» **Problem details**: Return the listing below in full, with every line exactly as it is.
++++++++++++++++++++
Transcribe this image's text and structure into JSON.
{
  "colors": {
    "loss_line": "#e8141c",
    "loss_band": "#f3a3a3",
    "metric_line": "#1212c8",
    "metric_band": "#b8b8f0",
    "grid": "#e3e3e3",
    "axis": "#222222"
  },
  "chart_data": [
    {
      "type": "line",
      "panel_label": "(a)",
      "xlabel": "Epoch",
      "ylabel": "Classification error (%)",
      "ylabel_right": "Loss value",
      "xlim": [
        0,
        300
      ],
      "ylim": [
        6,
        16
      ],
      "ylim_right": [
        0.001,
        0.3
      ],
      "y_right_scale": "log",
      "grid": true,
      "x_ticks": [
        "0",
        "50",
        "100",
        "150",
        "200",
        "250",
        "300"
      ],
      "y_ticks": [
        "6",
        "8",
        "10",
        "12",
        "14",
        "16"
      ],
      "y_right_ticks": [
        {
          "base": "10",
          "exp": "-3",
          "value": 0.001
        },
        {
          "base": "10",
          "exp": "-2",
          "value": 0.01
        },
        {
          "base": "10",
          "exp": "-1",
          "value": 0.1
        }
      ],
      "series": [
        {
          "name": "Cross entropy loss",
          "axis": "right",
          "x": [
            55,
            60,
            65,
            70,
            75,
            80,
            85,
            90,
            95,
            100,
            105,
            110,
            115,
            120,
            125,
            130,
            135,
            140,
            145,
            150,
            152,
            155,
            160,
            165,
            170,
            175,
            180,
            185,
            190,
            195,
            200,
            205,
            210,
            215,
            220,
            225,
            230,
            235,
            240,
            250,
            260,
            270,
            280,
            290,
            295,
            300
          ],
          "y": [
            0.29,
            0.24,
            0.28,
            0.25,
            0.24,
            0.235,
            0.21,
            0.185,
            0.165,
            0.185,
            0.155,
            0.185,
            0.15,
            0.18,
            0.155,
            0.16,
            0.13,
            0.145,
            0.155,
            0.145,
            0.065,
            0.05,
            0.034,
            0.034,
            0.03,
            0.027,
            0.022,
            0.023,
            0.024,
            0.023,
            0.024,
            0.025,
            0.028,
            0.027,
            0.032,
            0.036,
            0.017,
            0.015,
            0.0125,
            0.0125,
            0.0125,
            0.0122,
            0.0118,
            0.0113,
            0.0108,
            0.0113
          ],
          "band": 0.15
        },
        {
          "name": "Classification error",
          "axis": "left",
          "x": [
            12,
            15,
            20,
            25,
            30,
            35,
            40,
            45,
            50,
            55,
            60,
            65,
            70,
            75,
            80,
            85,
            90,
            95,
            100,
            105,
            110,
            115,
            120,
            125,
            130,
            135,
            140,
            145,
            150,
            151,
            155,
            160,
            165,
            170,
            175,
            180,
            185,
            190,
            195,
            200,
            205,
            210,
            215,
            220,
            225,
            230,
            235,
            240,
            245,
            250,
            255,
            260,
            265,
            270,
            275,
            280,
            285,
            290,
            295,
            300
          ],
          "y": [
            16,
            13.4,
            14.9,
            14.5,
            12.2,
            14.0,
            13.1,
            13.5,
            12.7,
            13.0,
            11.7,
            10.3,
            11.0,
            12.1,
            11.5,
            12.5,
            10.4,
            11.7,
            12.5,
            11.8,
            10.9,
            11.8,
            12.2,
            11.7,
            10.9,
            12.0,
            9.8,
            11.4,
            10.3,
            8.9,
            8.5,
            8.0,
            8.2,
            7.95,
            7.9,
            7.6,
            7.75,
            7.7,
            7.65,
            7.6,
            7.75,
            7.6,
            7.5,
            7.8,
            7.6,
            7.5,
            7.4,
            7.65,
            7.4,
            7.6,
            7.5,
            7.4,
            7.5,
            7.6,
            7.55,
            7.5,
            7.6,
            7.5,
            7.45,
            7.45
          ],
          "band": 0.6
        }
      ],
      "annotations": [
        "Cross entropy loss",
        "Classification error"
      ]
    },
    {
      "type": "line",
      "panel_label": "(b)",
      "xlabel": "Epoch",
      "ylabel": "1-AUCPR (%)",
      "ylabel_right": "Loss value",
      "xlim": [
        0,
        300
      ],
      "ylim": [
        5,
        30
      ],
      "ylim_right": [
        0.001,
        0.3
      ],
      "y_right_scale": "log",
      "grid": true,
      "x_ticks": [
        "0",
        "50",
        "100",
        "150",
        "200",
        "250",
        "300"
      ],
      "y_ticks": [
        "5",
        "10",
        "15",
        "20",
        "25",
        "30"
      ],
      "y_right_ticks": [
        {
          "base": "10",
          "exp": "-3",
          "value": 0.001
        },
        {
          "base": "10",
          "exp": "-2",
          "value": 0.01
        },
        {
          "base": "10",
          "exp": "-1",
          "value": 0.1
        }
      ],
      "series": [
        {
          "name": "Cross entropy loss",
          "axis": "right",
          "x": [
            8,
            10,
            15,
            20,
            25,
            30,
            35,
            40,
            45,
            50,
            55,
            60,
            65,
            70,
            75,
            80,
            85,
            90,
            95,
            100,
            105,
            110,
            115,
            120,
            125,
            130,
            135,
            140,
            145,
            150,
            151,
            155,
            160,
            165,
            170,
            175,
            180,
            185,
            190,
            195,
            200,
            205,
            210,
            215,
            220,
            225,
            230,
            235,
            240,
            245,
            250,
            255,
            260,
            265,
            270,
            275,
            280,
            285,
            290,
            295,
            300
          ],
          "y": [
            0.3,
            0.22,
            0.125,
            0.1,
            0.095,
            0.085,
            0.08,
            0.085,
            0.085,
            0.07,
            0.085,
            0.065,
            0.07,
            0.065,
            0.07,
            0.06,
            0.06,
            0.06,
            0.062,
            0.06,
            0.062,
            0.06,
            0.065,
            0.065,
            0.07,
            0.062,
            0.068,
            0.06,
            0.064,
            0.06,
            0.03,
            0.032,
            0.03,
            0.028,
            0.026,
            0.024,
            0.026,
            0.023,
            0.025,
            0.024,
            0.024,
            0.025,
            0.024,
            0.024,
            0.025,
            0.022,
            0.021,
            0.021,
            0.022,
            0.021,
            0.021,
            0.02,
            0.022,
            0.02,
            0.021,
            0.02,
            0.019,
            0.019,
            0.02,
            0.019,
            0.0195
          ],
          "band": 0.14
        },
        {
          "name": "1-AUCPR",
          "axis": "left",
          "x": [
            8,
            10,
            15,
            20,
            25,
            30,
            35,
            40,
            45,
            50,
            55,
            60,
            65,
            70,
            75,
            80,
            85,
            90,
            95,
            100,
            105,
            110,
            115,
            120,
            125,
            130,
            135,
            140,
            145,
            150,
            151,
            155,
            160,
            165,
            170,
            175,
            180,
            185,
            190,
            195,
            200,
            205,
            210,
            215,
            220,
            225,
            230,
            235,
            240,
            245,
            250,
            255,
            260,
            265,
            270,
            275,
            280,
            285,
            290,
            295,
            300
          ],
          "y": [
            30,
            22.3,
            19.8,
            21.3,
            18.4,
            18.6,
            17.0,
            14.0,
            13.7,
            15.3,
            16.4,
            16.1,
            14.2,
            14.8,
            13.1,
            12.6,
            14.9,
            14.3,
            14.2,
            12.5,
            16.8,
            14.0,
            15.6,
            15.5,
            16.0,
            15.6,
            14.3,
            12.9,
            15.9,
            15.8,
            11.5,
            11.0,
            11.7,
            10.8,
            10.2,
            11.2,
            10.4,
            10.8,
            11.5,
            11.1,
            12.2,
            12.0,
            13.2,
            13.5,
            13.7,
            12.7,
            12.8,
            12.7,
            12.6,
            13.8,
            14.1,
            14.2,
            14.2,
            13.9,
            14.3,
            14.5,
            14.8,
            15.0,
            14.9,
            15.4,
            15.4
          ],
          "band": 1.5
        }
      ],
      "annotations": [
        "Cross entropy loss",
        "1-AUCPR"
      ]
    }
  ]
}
++++++++++++++++++++
» **Full solution**:
Transcribe this image's text and structure into JSON.
{
  "colors": {
    "loss_line": "#e8141c",
    "loss_band": "#f3a3a3",
    "metric_line": "#1212c8",
    "metric_band": "#b8b8f0",
    "grid": "#e3e3e3",
    "axis": "#222222"
  },
  "chart_data": [
    {
      "type": "line",
      "panel_label": "(a)",
      "xlabel": "Epoch",
      "ylabel": "Classification error (%)",
      "ylabel_right": "Loss value",
      "xlim": [
        0,
        300
      ],
      "ylim": [
        6,
        16
      ],
      "ylim_right": [
        0.001,
        0.3
      ],
      "y_right_scale": "log",
      "grid": true,
      "x_ticks": [
        "0",
        "50",
        "100",
        "150",
        "200",
        "250",
        "300"
      ],
      "y_ticks": [
        "6",
        "8",
        "10",
        "12",
        "14",
        "16"
      ],
      "y_right_ticks": [
        {
          "base": "10",
          "exp": "-3",
          "value": 0.001
        },
        {
          "base": "10",
          "exp": "-2",
          "value": 0.01
        },
        {
          "base": "10",
          "exp": "-1",
          "value": 0.1
        }
      ],
      "series": [
        {
          "name": "Cross entropy loss",
          "axis": "right",
          "x": [
            55,
            60,
            65,
            70,
            75,
            80,
            85,
            90,
            95,
            100,
            105,
            110,
            115,
            120,
            125,
            130,
            135,
            140,
            145,
            150,
            152,
            155,
            160,
            165,
            170,
            175,
            180,
            185,
            190,
            195,
            200,
            205,
            210,
            215,
            220,
            225,
            230,
            235,
            240,
            250,
            260,
            270,
            280,
            290,
            295,
            300
          ],
          "y": [
            0.29,
            0.24,
            0.28,
            0.25,
            0.24,
            0.235,
            0.21,
            0.185,
            0.165,
            0.185,
            0.155,
            0.185,
            0.15,
            0.18,
            0.155,
            0.16,
            0.13,
            0.145,
            0.155,
            0.145,
            0.065,
            0.05,
            0.034,
            0.034,
            0.03,
            0.027,
            0.022,
            0.023,
            0.024,
            0.023,
            0.024,
            0.025,
            0.028,
            0.027,
            0.032,
            0.036,
            0.017,
            0.015,
            0.0125,
            0.0125,
            0.0125,
            0.0122,
            0.0118,
            0.0113,
            0.0108,
            0.0113
          ],
          "band": 0.15
        },
        {
          "name": "Classification error",
          "axis": "left",
          "x": [
            12,
            15,
            20,
            25,
            30,
            35,
            40,
            45,
            50,
            55,
            60,
            65,
            70,
            75,
            80,
            85,
            90,
            95,
            100,
            105,
            110,
            115,
            120,
            125,
            130,
            135,
            140,
            145,
            150,
            151,
            155,
            160,
            165,
            170,
            175,
            180,
            185,
            190,
            195,
            200,
            205,
            210,
            215,
            220,
            225,
            230,
            235,
            240,
            245,
            250,
            255,
            260,
            265,
            270,
            275,
            280,
            285,
            290,
            295,
            300
          ],
          "y": [
            16,
            13.4,
            14.9,
            14.5,
            12.2,
            14.0,
            13.1,
            13.5,
            12.7,
            13.0,
            11.7,
            10.3,
            11.0,
            12.1,
            11.5,
            12.5,
            10.4,
            11.7,
            12.5,
            11.8,
            10.9,
            11.8,
            12.2,
            11.7,
            10.9,
            12.0,
            9.8,
            11.4,
            10.3,
            8.9,
            8.5,
            8.0,
            8.2,
            7.95,
            7.9,
            7.6,
            7.75,
            7.7,
            7.65,
            7.6,
            7.75,
            7.6,
            7.5,
            7.8,
            7.6,
            7.5,
            7.4,
            7.65,
            7.4,
            7.6,
            7.5,
            7.4,
            7.5,
            7.6,
            7.55,
            7.5,
            7.6,
            7.5,
            7.45,
            7.45
          ],
          "band": 0.6
        }
      ],
      "annotations": [
        "Cross entropy loss",
        "Classification error"
      ]
    },
    {
      "type": "line",
      "panel_label": "(b)",
      "xlabel": "Epoch",
      "ylabel": "1-AUCPR (%)",
      "ylabel_right": "Loss value",
      "xlim": [
        0,
        300
      ],
      "ylim": [
        5,
        30
      ],
      "ylim_right": [
        0.001,
        0.3
      ],
      "y_right_scale": "log",
      "grid": true,
      "x_ticks": [
        "0",
        "50",
        "100",
        "150",
        "200",
        "250",
        "300"
      ],
      "y_ticks": [
        "5",
        "10",
        "15",
        "20",
        "25",
        "30"
      ],
      "y_right_ticks": [
        {
          "base": "10",
          "exp": "-3",
          "value": 0.001
        },
        {
          "base": "10",
          "exp": "-2",
          "value": 0.01
        },
        {
          "base": "10",
          "exp": "-1",
          "value": 0.1
        }
      ],
      "series": [
        {
          "name": "Cross entropy loss",
          "axis": "right",
          "x": [
            8,
            10,
            15,
            20,
            25,
            30,
            35,
            40,
            45,
            50,
            55,
            60,
            65,
            70,
            75,
            80,
            85,
            90,
            95,
            100,
            105,
            110,
            115,
            120,
            125,
            130,
            135,
            140,
            145,
            150,
            151,
            155,
            160,
            165,
            170,
            175,
            180,
            185,
            190,
            195,
            200,
            205,
            210,
            215,
            220,
            225,
            230,
            235,
            240,
            245,
            250,
            255,
            260,
            265,
            270,
            275,
            280,
            285,
            290,
            295,
            300
          ],
          "y": [
            0.3,
            0.22,
            0.125,
            0.1,
            0.095,
            0.085,
            0.08,
            0.085,
            0.085,
            0.07,
            0.085,
            0.065,
            0.07,
            0.065,
            0.07,
            0.06,
            0.06,
            0.06,
            0.062,
            0.06,
            0.062,
            0.06,
            0.065,
            0.065,
            0.07,
            0.062,
            0.068,
            0.06,
            0.064,
            0.06,
            0.03,
            0.032,
            0.03,
            0.028,
            0.026,
            0.024,
            0.026,
            0.023,
            0.025,
            0.024,
            0.024,
            0.025,
            0.024,
            0.024,
            0.025,
            0.022,
            0.021,
            0.021,
            0.022,
            0.021,
            0.021,
            0.02,
            0.022,
            0.02,
            0.021,
            0.02,
            0.019,
            0.019,
            0.02,
            0.019,
            0.0195
          ],
          "band": 0.14
        },
        {
          "name": "1-AUCPR",
          "axis": "left",
          "x": [
            8,
            10,
            15,
            20,
            25,
            30,
            35,
            40,
            45,
            50,
            55,
            60,
            65,
            70,
            75,
            80,
            85,
            90,
            95,
            100,
            105,
            110,
            115,
            120,
            125,
            130,
            135,
            140,
            145,
            150,
            151,
            155,
            160,
            165,
            170,
            175,
            180,
            185,
            190,
            195,
            200,
            205,
            210,
            215,
            220,
            225,
            230,
            235,
            240,
            245,
            250,
            255,
            260,
            265,
            270,
            275,
            280,
            285,
            290,
            295,
            300
          ],
          "y": [
            30,
            22.3,
            19.8,
            21.3,
            18.4,
            18.6,
            17.0,
            14.0,
            13.7,
            15.3,
            16.4,
            16.1,
            14.2,
            14.8,
            13.1,
            12.6,
            14.9,
            14.3,
            14.2,
            12.5,
            16.8,
            14.0,
            15.6,
            15.5,
            16.0,
            15.6,
            14.3,
            12.9,
            15.9,
            15.8,
            11.5,
            11.0,
            11.7,
            10.8,
            10.2,
            11.2,
            10.4,
            10.8,
            11.5,
            11.1,
            12.2,
            12.0,
            13.2,
            13.5,
            13.7,
            12.7,
            12.8,
            12.7,
            12.6,
            13.8,
            14.1,
            14.2,
            14.2,
            13.9,
            14.3,
            14.5,
            14.8,
            15.0,
            14.9,
            15.4,
            15.4
          ],
          "band": 1.5
        }
      ],
      "annotations": [
        "Cross entropy loss",
        "1-AUCPR"
      ]
    }
  ]
}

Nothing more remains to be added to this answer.